━━━ RECORDS SUPPLIED ━━━

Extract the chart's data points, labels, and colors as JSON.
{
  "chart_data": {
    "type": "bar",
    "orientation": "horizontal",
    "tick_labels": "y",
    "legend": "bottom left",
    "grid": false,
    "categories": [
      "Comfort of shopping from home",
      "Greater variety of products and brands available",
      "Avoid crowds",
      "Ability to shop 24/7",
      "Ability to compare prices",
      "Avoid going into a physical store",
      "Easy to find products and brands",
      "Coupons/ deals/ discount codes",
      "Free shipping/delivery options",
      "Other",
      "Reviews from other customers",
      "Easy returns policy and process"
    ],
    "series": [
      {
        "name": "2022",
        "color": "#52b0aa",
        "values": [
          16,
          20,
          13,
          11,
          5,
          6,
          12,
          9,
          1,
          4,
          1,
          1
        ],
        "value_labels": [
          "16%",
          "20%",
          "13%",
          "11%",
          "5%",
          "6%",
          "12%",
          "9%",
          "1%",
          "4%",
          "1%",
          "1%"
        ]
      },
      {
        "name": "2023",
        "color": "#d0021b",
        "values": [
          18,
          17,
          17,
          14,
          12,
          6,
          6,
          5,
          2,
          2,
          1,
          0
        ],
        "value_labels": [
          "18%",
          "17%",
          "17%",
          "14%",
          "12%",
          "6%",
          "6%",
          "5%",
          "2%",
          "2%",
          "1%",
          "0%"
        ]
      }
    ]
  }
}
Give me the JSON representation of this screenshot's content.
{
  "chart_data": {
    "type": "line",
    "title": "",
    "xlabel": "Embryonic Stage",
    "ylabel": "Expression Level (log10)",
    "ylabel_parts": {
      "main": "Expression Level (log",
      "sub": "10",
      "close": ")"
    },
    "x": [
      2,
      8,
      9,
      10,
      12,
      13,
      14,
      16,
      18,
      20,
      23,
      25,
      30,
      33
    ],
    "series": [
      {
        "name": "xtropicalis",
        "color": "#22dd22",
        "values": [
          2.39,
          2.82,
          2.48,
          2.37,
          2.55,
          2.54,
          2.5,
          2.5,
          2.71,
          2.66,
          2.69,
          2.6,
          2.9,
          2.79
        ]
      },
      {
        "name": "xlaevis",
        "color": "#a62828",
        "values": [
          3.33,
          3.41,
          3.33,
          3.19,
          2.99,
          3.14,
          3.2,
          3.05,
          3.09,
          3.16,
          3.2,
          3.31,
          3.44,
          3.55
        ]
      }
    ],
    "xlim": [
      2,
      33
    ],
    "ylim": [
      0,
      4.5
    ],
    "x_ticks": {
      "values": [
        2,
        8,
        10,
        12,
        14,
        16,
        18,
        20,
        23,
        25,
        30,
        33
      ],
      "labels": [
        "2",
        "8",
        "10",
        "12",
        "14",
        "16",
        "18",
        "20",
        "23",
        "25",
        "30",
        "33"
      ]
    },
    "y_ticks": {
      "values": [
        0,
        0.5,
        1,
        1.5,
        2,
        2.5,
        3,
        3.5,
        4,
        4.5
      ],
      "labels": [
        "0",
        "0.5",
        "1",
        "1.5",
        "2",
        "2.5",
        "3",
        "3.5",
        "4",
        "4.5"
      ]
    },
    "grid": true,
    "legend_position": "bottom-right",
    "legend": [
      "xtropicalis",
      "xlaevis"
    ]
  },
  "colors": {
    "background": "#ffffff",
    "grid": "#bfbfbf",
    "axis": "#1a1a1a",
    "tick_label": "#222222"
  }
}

━━━

INSTRUCTIONS FOR THE TASK - Make an exact copy of the material above.

SOLUTION TO THIS PROBLEM -
Extract the chart's data points, labels, and colors as JSON.
{
  "chart_data": {
    "type": "bar",
    "orientation": "horizontal",
    "tick_labels": "y",
    "legend": "bottom left",
    "grid": false,
    "categories": [
      "Comfort of shopping from home",
      "Greater variety of products and brands available",
      "Avoid crowds",
      "Ability to shop 24/7",
      "Ability to compare prices",
      "Avoid going into a physical store",
      "Easy to find products and brands",
      "Coupons/ deals/ discount codes",
      "Free shipping/delivery options",
      "Other",
      "Reviews from other customers",
      "Easy returns policy and process"
    ],
    "series": [
      {
        "name": "2022",
        "color": "#52b0aa",
        "values": [
          16,
          20,
          13,
          11,
          5,
          6,
          12,
          9,
          1,
          4,
          1,
          1
        ],
        "value_labels": [
          "16%",
          "20%",
          "13%",
          "11%",
          "5%",
          "6%",
          "12%",
          "9%",
          "1%",
          "4%",
          "1%",
          "1%"
        ]
      },
      {
        "name": "2023",
        "color": "#d0021b",
        "values": [
          18,
          17,
          17,
          14,
          12,
          6,
          6,
          5,
          2,
          2,
          1,
          0
        ],
        "value_labels": [
          "18%",
          "17%",
          "17%",
          "14%",
          "12%",
          "6%",
          "6%",
          "5%",
          "2%",
          "2%",
          "1%",
          "0%"
        ]
      }
    ]
  }
}
Give me the JSON representation of this screenshot's content.
{
  "chart_data": {
    "type": "line",
    "title": "",
    "xlabel": "Embryonic Stage",
    "ylabel": "Expression Level (log10)",
    "ylabel_parts": {
      "main": "Expression Level (log",
      "sub": "10",
      "close": ")"
    },
    "x": [
      2,
      8,
      9,
      10,
      12,
      13,
      14,
      16,
      18,
      20,
      23,
      25,
      30,
      33
    ],
    "series": [
      {
        "name": "xtropicalis",
        "color": "#22dd22",
        "values": [
          2.39,
          2.82,
          2.48,
          2.37,
          2.55,
          2.54,
          2.5,
          2.5,
          2.71,
          2.66,
          2.69,
          2.6,
          2.9,
          2.79
        ]
      },
      {
        "name": "xlaevis",
        "color": "#a62828",
        "values": [
          3.33,
          3.41,
          3.33,
          3.19,
          2.99,
          3.14,
          3.2,
          3.05,
          3.09,
          3.16,
          3.2,
          3.31,
          3.44,
          3.55
        ]
      }
    ],
    "xlim": [
      2,
      33
    ],
    "ylim": [
      0,
      4.5
    ],
    "x_ticks": {
      "values": [
        2,
        8,
        10,
        12,
        14,
        16,
        18,
        20,
        23,
        25,
        30,
        33
      ],
      "labels": [
        "2",
        "8",
        "10",
        "12",
        "14",
        "16",
        "18",
        "20",
        "23",
        "25",
        "30",
        "33"
      ]
    },
    "y_ticks": {
      "values": [
        0,
        0.5,
        1,
        1.5,
        2,
        2.5,
        3,
        3.5,
        4,
        4.5
      ],
      "labels": [
        "0",
        "0.5",
        "1",
        "1.5",
        "2",
        "2.5",
        "3",
        "3.5",
        "4",
        "4.5"
      ]
    },
    "grid": true,
    "legend_position": "bottom-right",
    "legend": [
      "xtropicalis",
      "xlaevis"
    ]
  },
  "colors": {
    "background": "#ffffff",
    "grid": "#bfbfbf",
    "axis": "#1a1a1a",
    "tick_label": "#222222"
  }
}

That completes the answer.